** begin Data for this exercise **

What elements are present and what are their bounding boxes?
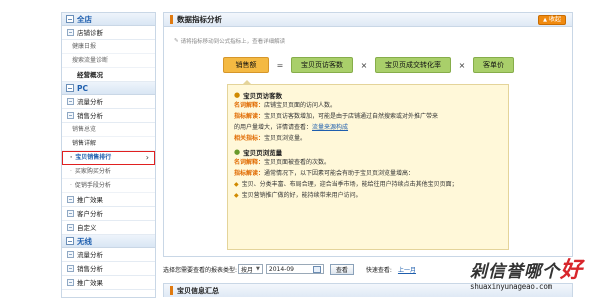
- sidebar-subitem-buyer-analysis[interactable]: 买家购买分析: [62, 165, 155, 179]
- sidebar-group-wireless[interactable]: 无线: [62, 235, 155, 248]
- traffic-source-link[interactable]: 流量来源构成: [312, 124, 348, 131]
- collapse-button[interactable]: ▲ 收起: [538, 15, 566, 25]
- sidebar-subitem-search-traffic-diagnosis[interactable]: 搜索流量诊断: [62, 54, 155, 68]
- sidebar-subitem-sales-overview[interactable]: 销售总览: [62, 123, 155, 137]
- expand-toggle-icon[interactable]: [67, 265, 74, 272]
- sidebar-item-pc-sales[interactable]: 销售分析: [62, 109, 155, 123]
- multiply-sign: ×: [360, 60, 368, 70]
- chevron-down-icon: ▼: [256, 266, 260, 272]
- metric-conversion-rate[interactable]: 宝贝页成交转化率: [375, 57, 451, 73]
- multiply-sign: ×: [458, 60, 466, 70]
- sidebar-item-label: 自定义: [77, 223, 97, 232]
- chevron-up-icon: ▲: [543, 17, 547, 23]
- sidebar-item-wireless-promotion[interactable]: 推广效果: [62, 276, 155, 290]
- section-title: ● 宝贝页浏览量: [234, 147, 283, 157]
- equals-sign: =: [276, 60, 284, 70]
- sidebar-group-all[interactable]: 全店: [62, 13, 155, 26]
- collapse-button-label: 收起: [548, 16, 561, 23]
- query-button[interactable]: 查看: [329, 263, 354, 275]
- collapse-toggle-icon[interactable]: [66, 15, 74, 23]
- sidebar-item-label: 宝贝销售排行: [75, 154, 112, 161]
- watermark-url: shuaxinyunageao.com: [470, 282, 552, 291]
- section-title: ● 宝贝页访客数: [234, 90, 283, 100]
- interpretation-line: 指标解读：通常情况下，以下因素可能会有助于宝贝页浏览量增高：: [234, 170, 415, 177]
- sidebar-item-label: 客户分析: [77, 209, 103, 218]
- hint-label: 请将指标移动到公式指标上，查看详细解读: [180, 39, 286, 45]
- collapse-toggle-icon[interactable]: [66, 237, 74, 245]
- sidebar-item-label: 经营概况: [77, 70, 103, 79]
- expand-toggle-icon[interactable]: [67, 210, 74, 217]
- expand-toggle-icon[interactable]: [67, 251, 74, 258]
- sidebar-item-overview[interactable]: 经营概况: [62, 68, 155, 82]
- bag-icon: ●: [234, 90, 241, 99]
- bag-icon: ●: [234, 147, 241, 156]
- bullet-item: ◆ 宝贝营销推广做的好，能持续带来用户访问。: [234, 192, 362, 199]
- expand-toggle-icon[interactable]: [67, 98, 74, 105]
- definition-line: 名词解释：宝贝页面被查看的次数。: [234, 159, 331, 166]
- quick-view-label: 快速查看:: [365, 266, 392, 274]
- collapse-toggle-icon[interactable]: [67, 29, 74, 36]
- collapse-toggle-icon[interactable]: [66, 84, 74, 92]
- date-field[interactable]: 2014-09: [265, 264, 324, 274]
- sidebar-item-customer-analysis[interactable]: 客户分析: [62, 207, 155, 221]
- related-metric-line: 相关指标：宝贝页浏览量。: [234, 135, 307, 142]
- period-select[interactable]: 按月 ▼: [238, 264, 263, 274]
- sidebar-group-pc[interactable]: PC: [62, 82, 155, 95]
- sidebar-item-shop-diagnosis[interactable]: 店铺诊断: [62, 26, 155, 40]
- metric-sales[interactable]: 销售额: [223, 57, 269, 73]
- sidebar-item-label: 流量分析: [77, 250, 103, 259]
- sidebar: 全店 店铺诊断 健康日报 搜索流量诊断 经营概况 PC 流量分析 销售分析 销售…: [61, 12, 156, 298]
- definition-line: 名词解释：店铺宝贝页面的访问人数。: [234, 102, 337, 109]
- calendar-icon[interactable]: [312, 265, 321, 273]
- interpretation-line: 指标解读：宝贝页访客数增加，可能是由于店铺通过自然搜索或对外推广带来: [234, 113, 439, 120]
- sidebar-group-label: 全店: [77, 14, 92, 24]
- sidebar-group-label: PC: [77, 83, 89, 93]
- sidebar-subitem-health-daily[interactable]: 健康日报: [62, 40, 155, 54]
- sidebar-subitem-sales-detail[interactable]: 销售详解: [62, 137, 155, 151]
- sidebar-item-wireless-traffic[interactable]: 流量分析: [62, 248, 155, 262]
- sidebar-item-label: 店铺诊断: [77, 28, 103, 37]
- interpretation-line-cont: 的用户量增大，详情请查看：流量来源构成: [234, 124, 349, 131]
- panel-header: 数据指标分析: [164, 13, 572, 27]
- pencil-icon: ✎: [174, 38, 179, 44]
- header-accent-bar: [170, 286, 173, 295]
- sidebar-item-label: 销售分析: [77, 111, 103, 120]
- sidebar-item-label: 推广效果: [77, 278, 103, 287]
- metric-avg-order-value[interactable]: 客单价: [473, 57, 514, 73]
- bullet-icon: ◆: [234, 192, 239, 199]
- sidebar-group-label: 无线: [77, 236, 92, 246]
- report-controls: 选择您需要查看的报表类型: 按月 ▼ 2014-09 查看 快速查看: 上一月: [163, 263, 416, 275]
- metric-explanation-tooltip: ● 宝贝页访客数 名词解释：店铺宝贝页面的访问人数。 指标解读：宝贝页访客数增加…: [227, 80, 509, 250]
- report-type-label: 选择您需要查看的报表类型:: [163, 266, 238, 274]
- sidebar-item-promotion-effect[interactable]: 推广效果: [62, 193, 155, 207]
- bullet-icon: ◆: [234, 181, 239, 188]
- sidebar-item-pc-traffic[interactable]: 流量分析: [62, 95, 155, 109]
- expand-toggle-icon[interactable]: [67, 196, 74, 203]
- sidebar-subitem-promo-analysis[interactable]: 促销手段分析: [62, 179, 155, 193]
- sidebar-item-wireless-sales[interactable]: 销售分析: [62, 262, 155, 276]
- header-accent-bar: [170, 15, 173, 24]
- section-title: 宝贝信息汇总: [177, 286, 219, 295]
- metrics-panel: 数据指标分析 ▲ 收起 ✎ 请将指标移动到公式指标上，查看详细解读 销售额 = …: [163, 12, 573, 257]
- collapse-toggle-icon[interactable]: [67, 112, 74, 119]
- metric-formula: 销售额 = 宝贝页访客数 × 宝贝页成交转化率 × 客单价: [223, 57, 514, 73]
- previous-month-link[interactable]: 上一月: [398, 265, 416, 274]
- chevron-right-icon: ›: [145, 153, 149, 162]
- sidebar-item-label: 流量分析: [77, 97, 103, 106]
- bullet-item: ◆ 宝贝、分类丰富、布局合理，迎合当季市场，能给往用户持续点击其他宝贝页面；: [234, 181, 458, 188]
- panel-title: 数据指标分析: [177, 15, 222, 24]
- expand-toggle-icon[interactable]: [67, 224, 74, 231]
- sidebar-item-label: 销售分析: [77, 264, 103, 273]
- expand-toggle-icon[interactable]: [67, 279, 74, 286]
- hint-text: ✎ 请将指标移动到公式指标上，查看详细解读: [174, 37, 285, 45]
- watermark: 剁信誉哪个好 shuaxinyunageao.com: [470, 258, 584, 291]
- sidebar-item-label: 推广效果: [77, 195, 103, 204]
- metric-visitors[interactable]: 宝贝页访客数: [291, 57, 353, 73]
- sidebar-item-custom[interactable]: 自定义: [62, 221, 155, 235]
- sidebar-subitem-product-sales-ranking[interactable]: · 宝贝销售排行 ›: [62, 151, 155, 165]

** end Data for this exercise **

Stated task>
Reproduce the data lines without any change, starting with the line containing "165, 155, 179]" and going on through the line containing "- section-title: ● 宝贝页浏览量: [234, 147, 283, 157]", with both of those lines included.

Answer to this problem>
- sidebar-subitem-buyer-analysis[interactable]: 买家购买分析: [62, 165, 155, 179]
- sidebar-group-wireless[interactable]: 无线: [62, 235, 155, 248]
- traffic-source-link[interactable]: 流量来源构成: [312, 124, 348, 131]
- collapse-button[interactable]: ▲ 收起: [538, 15, 566, 25]
- sidebar-subitem-search-traffic-diagnosis[interactable]: 搜索流量诊断: [62, 54, 155, 68]
- sidebar-subitem-sales-overview[interactable]: 销售总览: [62, 123, 155, 137]
- expand-toggle-icon[interactable]: [67, 265, 74, 272]
- sidebar-item-pc-sales[interactable]: 销售分析: [62, 109, 155, 123]
- multiply-sign: ×: [360, 60, 368, 70]
- chevron-down-icon: ▼: [256, 266, 260, 272]
- metric-conversion-rate[interactable]: 宝贝页成交转化率: [375, 57, 451, 73]
- multiply-sign: ×: [458, 60, 466, 70]
- sidebar-item-label: 自定义: [77, 223, 97, 232]
- chevron-up-icon: ▲: [543, 17, 547, 23]
- sidebar-item-wireless-promotion[interactable]: 推广效果: [62, 276, 155, 290]
- section-title: ● 宝贝页浏览量: [234, 147, 283, 157]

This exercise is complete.